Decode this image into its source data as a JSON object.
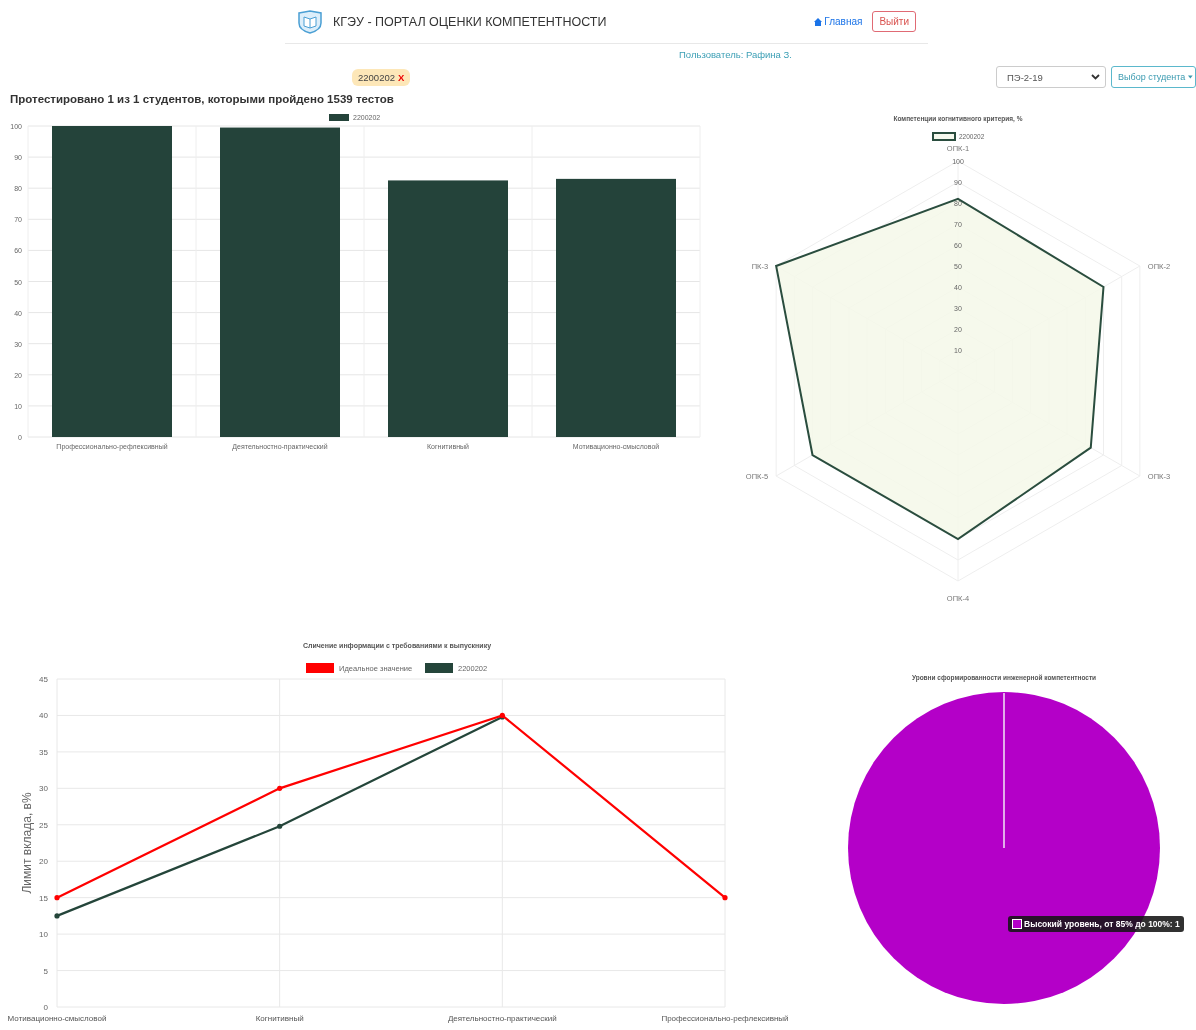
{
  "header": {
    "title": "КГЭУ - ПОРТАЛ ОЦЕНКИ КОМПЕТЕНТНОСТИ",
    "nav": [
      {
        "label": "Главная",
        "kind": "link"
      },
      {
        "label": "Выйти",
        "kind": "button"
      }
    ]
  },
  "user": "Пользователь: Рафина З.",
  "filters": {
    "tags": [
      {
        "label": "2200202",
        "remove": "X"
      }
    ],
    "group_select": {
      "value": "ПЭ-2-19"
    },
    "student_dropdown": {
      "label": "Выбор студента"
    }
  },
  "summary": "Протестировано 1 из 1 студентов, которыми пройдено 1539 тестов",
  "bar_chart": {
    "chart_data": {
      "type": "bar",
      "categories": [
        "Профессионально-рефлексивный",
        "Деятельностно-практический",
        "Когнитивный",
        "Мотивационно-смысловой"
      ],
      "series": [
        {
          "name": "2200202",
          "color": "#24433a",
          "values": [
            100,
            99.5,
            82.5,
            83
          ]
        }
      ],
      "ylim": [
        0,
        100
      ],
      "yticks": [
        0,
        10,
        20,
        30,
        40,
        50,
        60,
        70,
        80,
        90,
        100
      ],
      "grid": true,
      "legend": "top"
    }
  },
  "radar_chart": {
    "title": "Компетенции когнитивного критерия, %",
    "legend": "2200202",
    "axes": [
      "ОПК-1",
      "ОПК-2",
      "ОПК-3",
      "ОПК-4",
      "ОПК-5",
      "ПК-3"
    ],
    "ticks": [
      "100",
      "90",
      "80",
      "70",
      "60",
      "50",
      "40",
      "30",
      "20",
      "10"
    ]
  },
  "line_chart": {
    "chart_data": {
      "type": "line",
      "title": "Сличение информации с требованиями к выпускнику",
      "ylabel": "Лимит вклада, в%",
      "categories": [
        "Мотивационно-смысловой",
        "Когнитивный",
        "Деятельностно-практический",
        "Профессионально-рефлексивный"
      ],
      "series": [
        {
          "name": "Идеальное значение",
          "color": "#ff0000",
          "values": [
            15,
            30,
            40,
            15
          ]
        },
        {
          "name": "2200202",
          "color": "#24453a",
          "values": [
            12.5,
            24.8,
            39.8,
            null
          ]
        }
      ],
      "ylim": [
        0,
        45
      ],
      "yticks": [
        0,
        5,
        10,
        15,
        20,
        25,
        30,
        35,
        40,
        45
      ],
      "grid": true,
      "legend": "top"
    }
  },
  "pie_chart": {
    "title": "Уровни сформированности инженерной компетентности",
    "tooltip": {
      "text": "Высокий уровень, от 85% до 100%: 1",
      "color": "#b400c8"
    }
  }
}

§

Written instruction » Copy everything in the records above except the pictures, exactly as written.

Problem solution »
Decode this image into its source data as a JSON object.
{
  "header": {
    "title": "КГЭУ - ПОРТАЛ ОЦЕНКИ КОМПЕТЕНТНОСТИ",
    "nav": [
      {
        "label": "Главная",
        "kind": "link"
      },
      {
        "label": "Выйти",
        "kind": "button"
      }
    ]
  },
  "user": "Пользователь: Рафина З.",
  "filters": {
    "tags": [
      {
        "label": "2200202",
        "remove": "X"
      }
    ],
    "group_select": {
      "value": "ПЭ-2-19"
    },
    "student_dropdown": {
      "label": "Выбор студента"
    }
  },
  "summary": "Протестировано 1 из 1 студентов, которыми пройдено 1539 тестов",
  "bar_chart": {
    "chart_data": {
      "type": "bar",
      "categories": [
        "Профессионально-рефлексивный",
        "Деятельностно-практический",
        "Когнитивный",
        "Мотивационно-смысловой"
      ],
      "series": [
        {
          "name": "2200202",
          "color": "#24433a",
          "values": [
            100,
            99.5,
            82.5,
            83
          ]
        }
      ],
      "ylim": [
        0,
        100
      ],
      "yticks": [
        0,
        10,
        20,
        30,
        40,
        50,
        60,
        70,
        80,
        90,
        100
      ],
      "grid": true,
      "legend": "top"
    }
  },
  "radar_chart": {
    "title": "Компетенции когнитивного критерия, %",
    "legend": "2200202",
    "axes": [
      "ОПК-1",
      "ОПК-2",
      "ОПК-3",
      "ОПК-4",
      "ОПК-5",
      "ПК-3"
    ],
    "ticks": [
      "100",
      "90",
      "80",
      "70",
      "60",
      "50",
      "40",
      "30",
      "20",
      "10"
    ]
  },
  "line_chart": {
    "chart_data": {
      "type": "line",
      "title": "Сличение информации с требованиями к выпускнику",
      "ylabel": "Лимит вклада, в%",
      "categories": [
        "Мотивационно-смысловой",
        "Когнитивный",
        "Деятельностно-практический",
        "Профессионально-рефлексивный"
      ],
      "series": [
        {
          "name": "Идеальное значение",
          "color": "#ff0000",
          "values": [
            15,
            30,
            40,
            15
          ]
        },
        {
          "name": "2200202",
          "color": "#24453a",
          "values": [
            12.5,
            24.8,
            39.8,
            null
          ]
        }
      ],
      "ylim": [
        0,
        45
      ],
      "yticks": [
        0,
        5,
        10,
        15,
        20,
        25,
        30,
        35,
        40,
        45
      ],
      "grid": true,
      "legend": "top"
    }
  },
  "pie_chart": {
    "title": "Уровни сформированности инженерной компетентности",
    "tooltip": {
      "text": "Высокий уровень, от 85% до 100%: 1",
      "color": "#b400c8"
    }
  }
}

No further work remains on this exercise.